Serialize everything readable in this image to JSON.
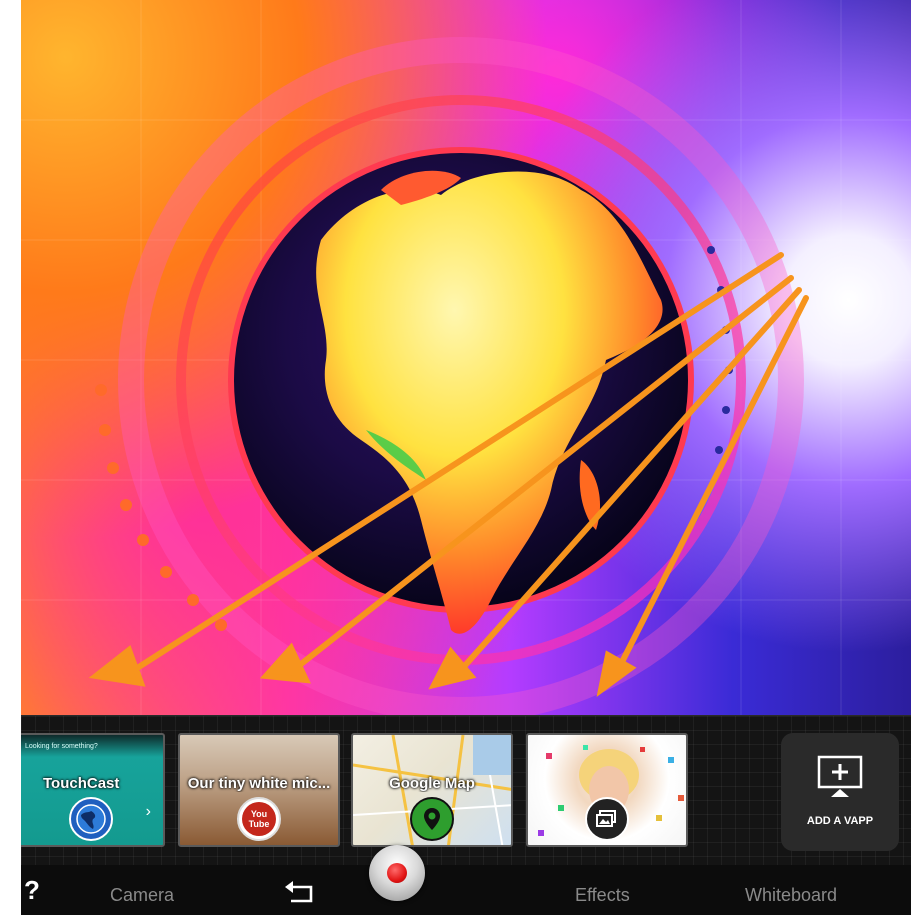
{
  "vapps": [
    {
      "title": "TouchCast",
      "small_text": "Looking for something?",
      "icon": "globe-icon",
      "accent": "#17a39b"
    },
    {
      "title": "Our tiny white mic...",
      "icon": "youtube-icon",
      "badge_text": "You Tube",
      "accent": "#c4271c"
    },
    {
      "title": "Google Map",
      "icon": "map-pin-icon",
      "accent": "#2e9e2e"
    },
    {
      "title": "",
      "icon": "image-gallery-icon",
      "accent": "#222222"
    }
  ],
  "add_vapp": {
    "label": "ADD A VAPP",
    "icon": "add-screen-icon"
  },
  "bottom_bar": {
    "help": "?",
    "camera": "Camera",
    "undo_icon": "undo-icon",
    "record_icon": "record-icon",
    "effects": "Effects",
    "whiteboard": "Whiteboard"
  },
  "colors": {
    "arrow": "#f7941d",
    "record_red": "#e21515"
  }
}
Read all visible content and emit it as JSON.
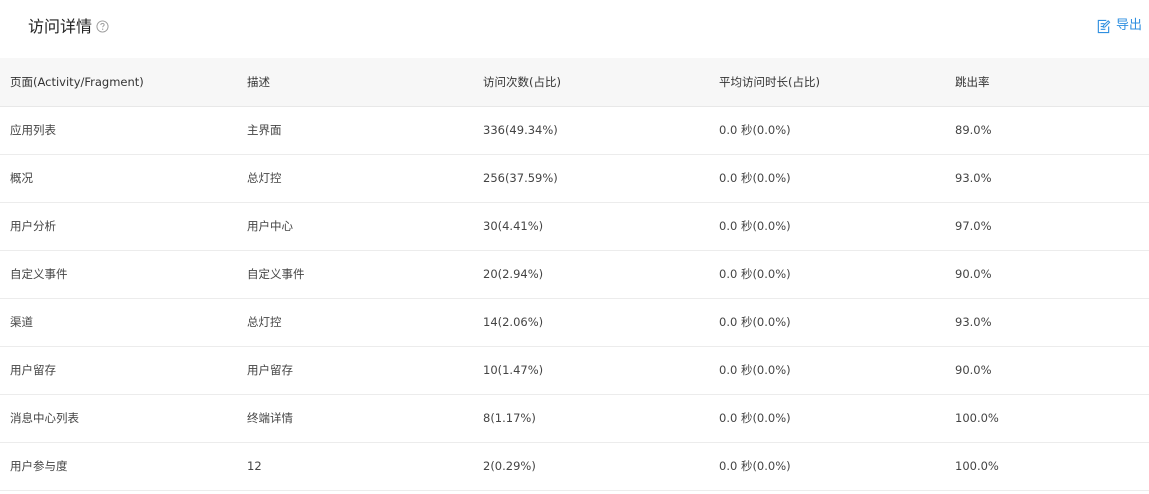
{
  "header": {
    "title": "访问详情",
    "help_icon": "question-circle-icon",
    "export_label": "导出",
    "export_icon": "export-edit-icon",
    "accent_color": "#2f8fe0"
  },
  "table": {
    "columns": [
      "页面(Activity/Fragment)",
      "描述",
      "访问次数(占比)",
      "平均访问时长(占比)",
      "跳出率"
    ],
    "rows": [
      [
        "应用列表",
        "主界面",
        "336(49.34%)",
        "0.0 秒(0.0%)",
        "89.0%"
      ],
      [
        "概况",
        "总灯控",
        "256(37.59%)",
        "0.0 秒(0.0%)",
        "93.0%"
      ],
      [
        "用户分析",
        "用户中心",
        "30(4.41%)",
        "0.0 秒(0.0%)",
        "97.0%"
      ],
      [
        "自定义事件",
        "自定义事件",
        "20(2.94%)",
        "0.0 秒(0.0%)",
        "90.0%"
      ],
      [
        "渠道",
        "总灯控",
        "14(2.06%)",
        "0.0 秒(0.0%)",
        "93.0%"
      ],
      [
        "用户留存",
        "用户留存",
        "10(1.47%)",
        "0.0 秒(0.0%)",
        "90.0%"
      ],
      [
        "消息中心列表",
        "终端详情",
        "8(1.17%)",
        "0.0 秒(0.0%)",
        "100.0%"
      ],
      [
        "用户参与度",
        "12",
        "2(0.29%)",
        "0.0 秒(0.0%)",
        "100.0%"
      ]
    ]
  }
}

####################

◆ Challenge:
Copy each line above that contains the word "image".

◆ Written solution:
Serialize everything readable in this image to JSON.
      "icon": "image-gallery-icon",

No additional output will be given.